**Information supplied**

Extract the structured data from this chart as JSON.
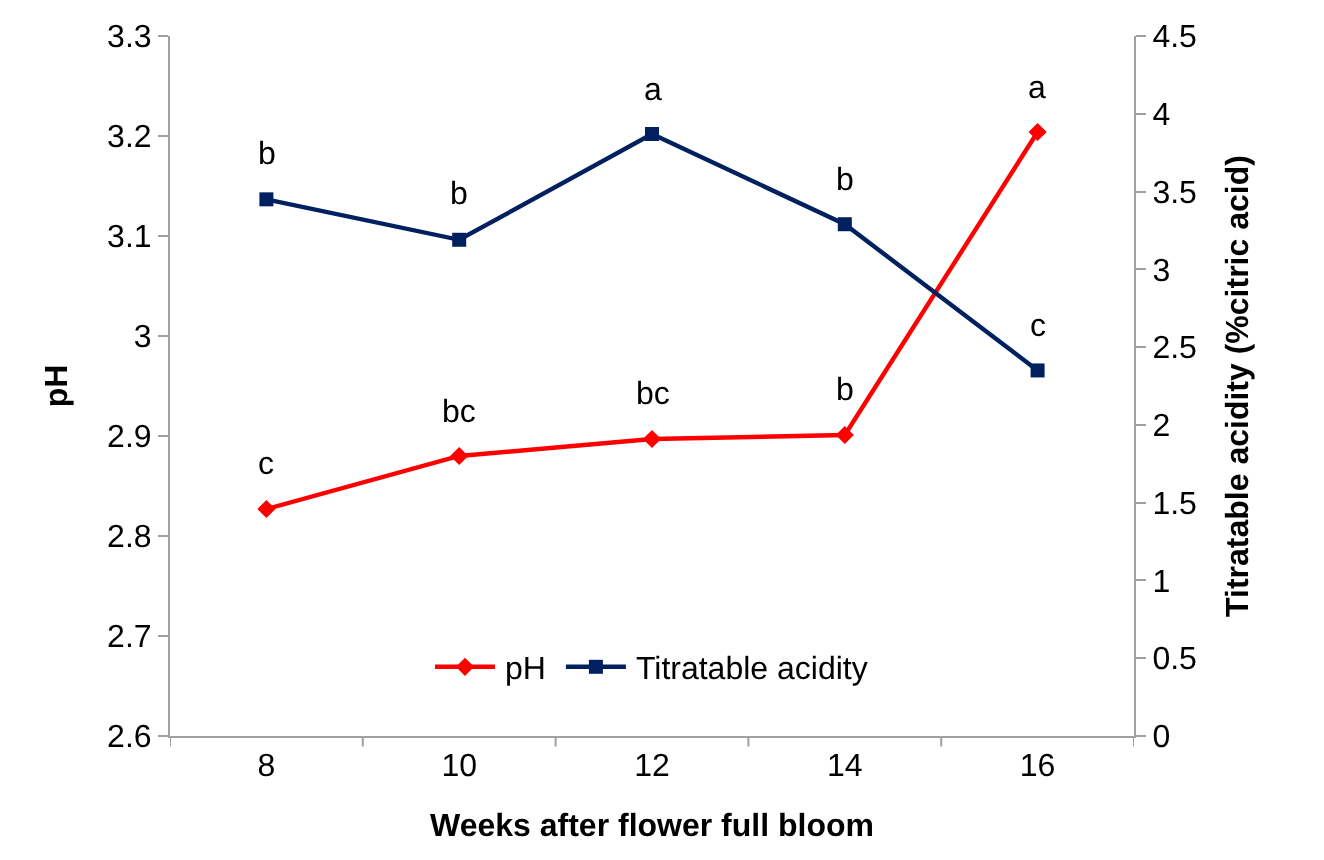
{
  "chart_data": {
    "type": "line",
    "xlabel": "Weeks after flower full bloom",
    "ylabel": "pH",
    "y2label": "Titratable acidity (%citric acid)",
    "categories": [
      "8",
      "10",
      "12",
      "14",
      "16"
    ],
    "series": [
      {
        "name": "pH",
        "color": "#ff0000",
        "marker": "diamond",
        "values": [
          2.827,
          2.88,
          2.897,
          2.901,
          3.204
        ],
        "value_labels": [
          "c",
          "bc",
          "bc",
          "b",
          "a"
        ]
      },
      {
        "name": "Titratable acidity",
        "color": "#002060",
        "marker": "square",
        "axis": "y2",
        "values": [
          3.45,
          3.19,
          3.87,
          3.29,
          2.35
        ],
        "value_labels": [
          "b",
          "b",
          "a",
          "b",
          "c"
        ]
      }
    ],
    "ylim": [
      2.6,
      3.3
    ],
    "yticks": [
      2.6,
      2.7,
      2.8,
      2.9,
      {
        "value": 3.0,
        "label": "3"
      },
      3.1,
      3.2,
      3.3
    ],
    "y2lim": [
      0,
      4.5
    ],
    "y2ticks": [
      0,
      0.5,
      1,
      1.5,
      2,
      2.5,
      3,
      3.5,
      4,
      4.5
    ],
    "legend": "bottom",
    "line_style": "solid"
  }
}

**Directions for this task**
Copy all lines in the listing above where the string "Titratable" appears.

**Problem solution**
    "y2label": "Titratable acidity (%citric acid)",
        "name": "Titratable acidity",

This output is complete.